> _Exercise requirements_
Pictures aside, write out every record exactly as it appears.

####################

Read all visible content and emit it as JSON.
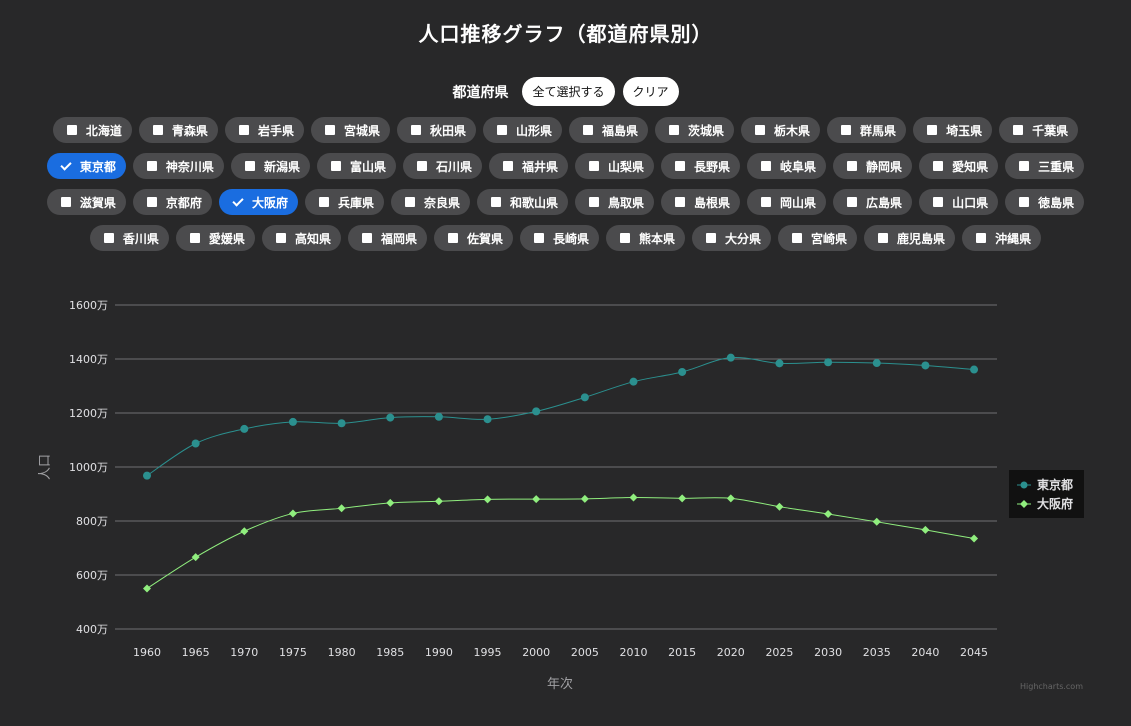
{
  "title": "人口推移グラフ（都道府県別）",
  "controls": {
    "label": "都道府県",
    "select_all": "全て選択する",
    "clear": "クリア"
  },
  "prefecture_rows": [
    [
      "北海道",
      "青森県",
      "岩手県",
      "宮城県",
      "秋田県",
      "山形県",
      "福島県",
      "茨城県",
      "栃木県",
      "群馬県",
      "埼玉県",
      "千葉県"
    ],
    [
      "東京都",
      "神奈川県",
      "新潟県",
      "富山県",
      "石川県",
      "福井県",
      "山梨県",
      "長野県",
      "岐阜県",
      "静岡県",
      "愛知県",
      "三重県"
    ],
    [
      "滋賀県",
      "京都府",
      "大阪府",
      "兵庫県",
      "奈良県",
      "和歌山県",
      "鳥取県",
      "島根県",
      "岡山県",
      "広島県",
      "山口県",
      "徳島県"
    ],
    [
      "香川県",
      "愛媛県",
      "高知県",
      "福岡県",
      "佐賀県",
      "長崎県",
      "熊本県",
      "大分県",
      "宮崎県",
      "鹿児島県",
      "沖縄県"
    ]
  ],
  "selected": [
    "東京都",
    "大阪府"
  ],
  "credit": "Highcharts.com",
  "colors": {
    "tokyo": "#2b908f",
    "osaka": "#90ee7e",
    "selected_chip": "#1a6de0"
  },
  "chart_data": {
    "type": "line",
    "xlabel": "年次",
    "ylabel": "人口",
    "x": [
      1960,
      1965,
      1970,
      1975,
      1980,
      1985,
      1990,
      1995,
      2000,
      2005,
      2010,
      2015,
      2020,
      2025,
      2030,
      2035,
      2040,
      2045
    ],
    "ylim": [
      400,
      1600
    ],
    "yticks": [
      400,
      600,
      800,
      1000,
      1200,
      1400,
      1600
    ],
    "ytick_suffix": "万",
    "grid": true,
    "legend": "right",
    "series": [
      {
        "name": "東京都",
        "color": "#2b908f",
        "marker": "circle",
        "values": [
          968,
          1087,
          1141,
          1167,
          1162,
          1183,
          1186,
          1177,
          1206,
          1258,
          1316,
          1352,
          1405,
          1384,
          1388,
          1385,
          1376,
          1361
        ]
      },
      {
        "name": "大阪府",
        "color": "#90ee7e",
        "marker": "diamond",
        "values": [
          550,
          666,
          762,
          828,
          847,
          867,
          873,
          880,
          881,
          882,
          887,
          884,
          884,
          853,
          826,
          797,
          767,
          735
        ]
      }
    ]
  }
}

####################

> _The solution_
Read all visible content and emit it as JSON.
{
  "title": "人口推移グラフ（都道府県別）",
  "controls": {
    "label": "都道府県",
    "select_all": "全て選択する",
    "clear": "クリア"
  },
  "prefecture_rows": [
    [
      "北海道",
      "青森県",
      "岩手県",
      "宮城県",
      "秋田県",
      "山形県",
      "福島県",
      "茨城県",
      "栃木県",
      "群馬県",
      "埼玉県",
      "千葉県"
    ],
    [
      "東京都",
      "神奈川県",
      "新潟県",
      "富山県",
      "石川県",
      "福井県",
      "山梨県",
      "長野県",
      "岐阜県",
      "静岡県",
      "愛知県",
      "三重県"
    ],
    [
      "滋賀県",
      "京都府",
      "大阪府",
      "兵庫県",
      "奈良県",
      "和歌山県",
      "鳥取県",
      "島根県",
      "岡山県",
      "広島県",
      "山口県",
      "徳島県"
    ],
    [
      "香川県",
      "愛媛県",
      "高知県",
      "福岡県",
      "佐賀県",
      "長崎県",
      "熊本県",
      "大分県",
      "宮崎県",
      "鹿児島県",
      "沖縄県"
    ]
  ],
  "selected": [
    "東京都",
    "大阪府"
  ],
  "credit": "Highcharts.com",
  "colors": {
    "tokyo": "#2b908f",
    "osaka": "#90ee7e",
    "selected_chip": "#1a6de0"
  },
  "chart_data": {
    "type": "line",
    "xlabel": "年次",
    "ylabel": "人口",
    "x": [
      1960,
      1965,
      1970,
      1975,
      1980,
      1985,
      1990,
      1995,
      2000,
      2005,
      2010,
      2015,
      2020,
      2025,
      2030,
      2035,
      2040,
      2045
    ],
    "ylim": [
      400,
      1600
    ],
    "yticks": [
      400,
      600,
      800,
      1000,
      1200,
      1400,
      1600
    ],
    "ytick_suffix": "万",
    "grid": true,
    "legend": "right",
    "series": [
      {
        "name": "東京都",
        "color": "#2b908f",
        "marker": "circle",
        "values": [
          968,
          1087,
          1141,
          1167,
          1162,
          1183,
          1186,
          1177,
          1206,
          1258,
          1316,
          1352,
          1405,
          1384,
          1388,
          1385,
          1376,
          1361
        ]
      },
      {
        "name": "大阪府",
        "color": "#90ee7e",
        "marker": "diamond",
        "values": [
          550,
          666,
          762,
          828,
          847,
          867,
          873,
          880,
          881,
          882,
          887,
          884,
          884,
          853,
          826,
          797,
          767,
          735
        ]
      }
    ]
  }
}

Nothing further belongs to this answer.